> Goal of the exercise:
Can you edit the records below, starting at the beginning and ending with the line that contains "sidebar-item-label: 本地磁盘 (F:)", so that "chevron-right-icon" becomes "arrow-right-icon" and everything else stays the same? Return only those lines.

↓↓↓

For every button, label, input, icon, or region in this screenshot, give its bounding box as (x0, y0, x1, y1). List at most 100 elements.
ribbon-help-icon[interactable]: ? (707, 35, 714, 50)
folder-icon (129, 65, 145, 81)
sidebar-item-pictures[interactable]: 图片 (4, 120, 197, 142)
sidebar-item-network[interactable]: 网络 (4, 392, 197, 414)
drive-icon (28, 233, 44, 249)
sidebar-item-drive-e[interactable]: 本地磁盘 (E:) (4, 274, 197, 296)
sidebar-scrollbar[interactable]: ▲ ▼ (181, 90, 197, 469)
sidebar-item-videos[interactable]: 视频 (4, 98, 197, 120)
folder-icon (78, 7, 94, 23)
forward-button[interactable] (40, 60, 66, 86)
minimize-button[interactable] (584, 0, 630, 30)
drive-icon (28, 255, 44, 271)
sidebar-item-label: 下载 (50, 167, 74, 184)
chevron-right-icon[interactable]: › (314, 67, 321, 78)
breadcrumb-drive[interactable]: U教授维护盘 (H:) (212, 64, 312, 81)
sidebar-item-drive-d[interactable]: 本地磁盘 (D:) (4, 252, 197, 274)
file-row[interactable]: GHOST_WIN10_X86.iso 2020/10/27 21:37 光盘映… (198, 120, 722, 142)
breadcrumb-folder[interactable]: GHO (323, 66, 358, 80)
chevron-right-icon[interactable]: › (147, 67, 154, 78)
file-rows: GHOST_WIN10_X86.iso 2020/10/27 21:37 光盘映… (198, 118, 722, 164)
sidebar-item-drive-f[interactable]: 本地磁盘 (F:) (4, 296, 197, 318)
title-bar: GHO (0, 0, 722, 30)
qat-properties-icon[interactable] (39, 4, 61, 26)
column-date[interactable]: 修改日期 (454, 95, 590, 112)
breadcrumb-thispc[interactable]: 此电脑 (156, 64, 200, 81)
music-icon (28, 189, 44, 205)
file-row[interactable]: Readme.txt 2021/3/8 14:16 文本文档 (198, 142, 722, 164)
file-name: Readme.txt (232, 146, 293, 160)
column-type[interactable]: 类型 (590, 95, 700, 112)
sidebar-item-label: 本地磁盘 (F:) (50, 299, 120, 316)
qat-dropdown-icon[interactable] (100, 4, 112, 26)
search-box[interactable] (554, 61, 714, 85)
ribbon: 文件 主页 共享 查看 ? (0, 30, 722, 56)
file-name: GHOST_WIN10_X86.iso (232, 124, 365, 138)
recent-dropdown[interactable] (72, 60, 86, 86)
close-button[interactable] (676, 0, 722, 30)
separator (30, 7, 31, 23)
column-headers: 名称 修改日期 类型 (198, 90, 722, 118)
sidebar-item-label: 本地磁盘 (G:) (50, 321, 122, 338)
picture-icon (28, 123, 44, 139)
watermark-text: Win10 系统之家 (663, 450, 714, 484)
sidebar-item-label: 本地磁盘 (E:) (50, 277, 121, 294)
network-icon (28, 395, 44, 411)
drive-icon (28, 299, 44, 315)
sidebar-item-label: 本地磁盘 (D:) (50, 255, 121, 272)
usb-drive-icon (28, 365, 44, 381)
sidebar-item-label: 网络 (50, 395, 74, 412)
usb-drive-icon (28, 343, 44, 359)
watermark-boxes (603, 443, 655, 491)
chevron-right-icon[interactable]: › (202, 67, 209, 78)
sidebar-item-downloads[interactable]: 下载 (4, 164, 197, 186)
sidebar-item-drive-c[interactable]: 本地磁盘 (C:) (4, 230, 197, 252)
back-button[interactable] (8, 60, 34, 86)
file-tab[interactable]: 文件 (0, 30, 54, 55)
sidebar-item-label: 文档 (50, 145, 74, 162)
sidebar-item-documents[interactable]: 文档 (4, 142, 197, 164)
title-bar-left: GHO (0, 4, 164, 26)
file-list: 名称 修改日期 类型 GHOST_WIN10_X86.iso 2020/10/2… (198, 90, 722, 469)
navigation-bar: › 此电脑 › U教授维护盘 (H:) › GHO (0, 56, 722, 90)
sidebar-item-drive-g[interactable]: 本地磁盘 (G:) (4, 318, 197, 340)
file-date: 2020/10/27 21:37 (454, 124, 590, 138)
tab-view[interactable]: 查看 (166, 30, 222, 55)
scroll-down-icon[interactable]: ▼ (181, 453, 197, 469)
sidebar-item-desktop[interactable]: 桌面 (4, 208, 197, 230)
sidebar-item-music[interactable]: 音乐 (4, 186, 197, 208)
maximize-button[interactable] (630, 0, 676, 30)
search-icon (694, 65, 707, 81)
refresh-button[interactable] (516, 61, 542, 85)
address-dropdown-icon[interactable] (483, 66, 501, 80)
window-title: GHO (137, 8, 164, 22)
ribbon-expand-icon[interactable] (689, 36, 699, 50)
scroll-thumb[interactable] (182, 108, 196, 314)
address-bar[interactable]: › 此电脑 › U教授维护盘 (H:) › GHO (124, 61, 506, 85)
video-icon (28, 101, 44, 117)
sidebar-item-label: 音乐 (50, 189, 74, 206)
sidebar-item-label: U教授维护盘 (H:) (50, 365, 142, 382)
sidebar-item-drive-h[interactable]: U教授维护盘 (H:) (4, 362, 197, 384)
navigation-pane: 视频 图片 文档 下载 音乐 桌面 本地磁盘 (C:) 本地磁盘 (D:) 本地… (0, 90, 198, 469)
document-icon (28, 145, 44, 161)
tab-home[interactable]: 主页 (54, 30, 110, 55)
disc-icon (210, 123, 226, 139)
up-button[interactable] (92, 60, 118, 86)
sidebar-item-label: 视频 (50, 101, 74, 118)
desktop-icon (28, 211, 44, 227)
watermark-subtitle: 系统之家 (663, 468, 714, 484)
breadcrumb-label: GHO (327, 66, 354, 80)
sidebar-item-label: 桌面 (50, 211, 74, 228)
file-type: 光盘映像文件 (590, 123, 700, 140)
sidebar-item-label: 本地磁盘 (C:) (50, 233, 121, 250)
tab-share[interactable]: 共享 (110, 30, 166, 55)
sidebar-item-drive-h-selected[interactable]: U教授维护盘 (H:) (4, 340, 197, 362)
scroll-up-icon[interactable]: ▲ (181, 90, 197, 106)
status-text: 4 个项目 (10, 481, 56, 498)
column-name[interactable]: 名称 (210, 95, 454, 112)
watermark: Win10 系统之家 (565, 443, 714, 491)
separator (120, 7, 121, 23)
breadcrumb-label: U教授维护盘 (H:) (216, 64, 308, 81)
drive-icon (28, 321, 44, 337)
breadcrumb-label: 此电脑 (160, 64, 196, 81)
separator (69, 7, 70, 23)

↑↑↑

> Output for this task:
For every button, label, input, icon, or region in this screenshot, give its bounding box as (x0, y0, x1, y1). List at most 100 elements.
ribbon-help-icon[interactable]: ? (707, 35, 714, 50)
folder-icon (129, 65, 145, 81)
sidebar-item-pictures[interactable]: 图片 (4, 120, 197, 142)
sidebar-item-network[interactable]: 网络 (4, 392, 197, 414)
drive-icon (28, 233, 44, 249)
sidebar-item-drive-e[interactable]: 本地磁盘 (E:) (4, 274, 197, 296)
sidebar-scrollbar[interactable]: ▲ ▼ (181, 90, 197, 469)
sidebar-item-videos[interactable]: 视频 (4, 98, 197, 120)
folder-icon (78, 7, 94, 23)
forward-button[interactable] (40, 60, 66, 86)
minimize-button[interactable] (584, 0, 630, 30)
drive-icon (28, 255, 44, 271)
sidebar-item-label: 下载 (50, 167, 74, 184)
arrow-right-icon[interactable]: › (314, 67, 321, 78)
breadcrumb-drive[interactable]: U教授维护盘 (H:) (212, 64, 312, 81)
sidebar-item-drive-d[interactable]: 本地磁盘 (D:) (4, 252, 197, 274)
file-row[interactable]: GHOST_WIN10_X86.iso 2020/10/27 21:37 光盘映… (198, 120, 722, 142)
breadcrumb-folder[interactable]: GHO (323, 66, 358, 80)
arrow-right-icon[interactable]: › (147, 67, 154, 78)
file-rows: GHOST_WIN10_X86.iso 2020/10/27 21:37 光盘映… (198, 118, 722, 164)
sidebar-item-drive-f[interactable]: 本地磁盘 (F:) (4, 296, 197, 318)
title-bar: GHO (0, 0, 722, 30)
qat-properties-icon[interactable] (39, 4, 61, 26)
column-date[interactable]: 修改日期 (454, 95, 590, 112)
breadcrumb-thispc[interactable]: 此电脑 (156, 64, 200, 81)
music-icon (28, 189, 44, 205)
file-row[interactable]: Readme.txt 2021/3/8 14:16 文本文档 (198, 142, 722, 164)
file-name: Readme.txt (232, 146, 293, 160)
column-type[interactable]: 类型 (590, 95, 700, 112)
sidebar-item-label: 本地磁盘 (F:) (50, 299, 120, 316)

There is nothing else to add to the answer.